• [Job]
Please copy the data below line for line, without changing any character.

• [Data records]
* BEGIN *
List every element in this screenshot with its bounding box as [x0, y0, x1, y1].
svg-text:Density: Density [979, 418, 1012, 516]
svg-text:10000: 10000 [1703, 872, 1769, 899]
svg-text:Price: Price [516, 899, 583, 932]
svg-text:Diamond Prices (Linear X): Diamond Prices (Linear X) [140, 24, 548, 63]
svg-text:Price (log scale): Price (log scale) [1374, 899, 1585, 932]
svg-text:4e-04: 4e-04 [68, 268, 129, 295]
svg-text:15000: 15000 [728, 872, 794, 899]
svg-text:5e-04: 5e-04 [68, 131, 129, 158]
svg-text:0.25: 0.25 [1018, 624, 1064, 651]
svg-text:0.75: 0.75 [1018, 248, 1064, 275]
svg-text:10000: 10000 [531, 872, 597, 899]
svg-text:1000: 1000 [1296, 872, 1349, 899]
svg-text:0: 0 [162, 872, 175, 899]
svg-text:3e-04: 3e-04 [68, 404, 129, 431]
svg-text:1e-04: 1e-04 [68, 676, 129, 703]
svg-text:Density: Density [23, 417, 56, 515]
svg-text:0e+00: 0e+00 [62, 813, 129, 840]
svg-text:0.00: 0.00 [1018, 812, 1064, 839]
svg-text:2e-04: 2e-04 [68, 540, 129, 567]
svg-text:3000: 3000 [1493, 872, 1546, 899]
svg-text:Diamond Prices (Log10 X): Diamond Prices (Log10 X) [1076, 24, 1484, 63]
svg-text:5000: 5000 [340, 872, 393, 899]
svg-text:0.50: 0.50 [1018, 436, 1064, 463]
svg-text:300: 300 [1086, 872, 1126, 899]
* END *
• [Written response]
List every element in this screenshot with its bounding box as [x0, y0, x1, y1].
svg-text:Density: Density [979, 418, 1012, 516]
svg-text:10000: 10000 [1703, 872, 1769, 899]
svg-text:Price: Price [516, 899, 583, 932]
svg-text:Diamond Prices (Linear X): Diamond Prices (Linear X) [140, 24, 548, 63]
svg-text:Price (log scale): Price (log scale) [1374, 899, 1585, 932]
svg-text:4e-04: 4e-04 [68, 268, 129, 295]
svg-text:15000: 15000 [728, 872, 794, 899]
svg-text:5e-04: 5e-04 [68, 131, 129, 158]
svg-text:0.25: 0.25 [1018, 624, 1064, 651]
svg-text:0.75: 0.75 [1018, 248, 1064, 275]
svg-text:10000: 10000 [531, 872, 597, 899]
svg-text:1000: 1000 [1296, 872, 1349, 899]
svg-text:0: 0 [162, 872, 175, 899]
svg-text:3e-04: 3e-04 [68, 404, 129, 431]
svg-text:1e-04: 1e-04 [68, 676, 129, 703]
svg-text:Density: Density [23, 417, 56, 515]
svg-text:0e+00: 0e+00 [62, 813, 129, 840]
svg-text:0.00: 0.00 [1018, 812, 1064, 839]
svg-text:2e-04: 2e-04 [68, 540, 129, 567]
svg-text:3000: 3000 [1493, 872, 1546, 899]
svg-text:Diamond Prices (Log10 X): Diamond Prices (Log10 X) [1076, 24, 1484, 63]
svg-text:5000: 5000 [340, 872, 393, 899]
svg-text:0.50: 0.50 [1018, 436, 1064, 463]
svg-text:300: 300 [1086, 872, 1126, 899]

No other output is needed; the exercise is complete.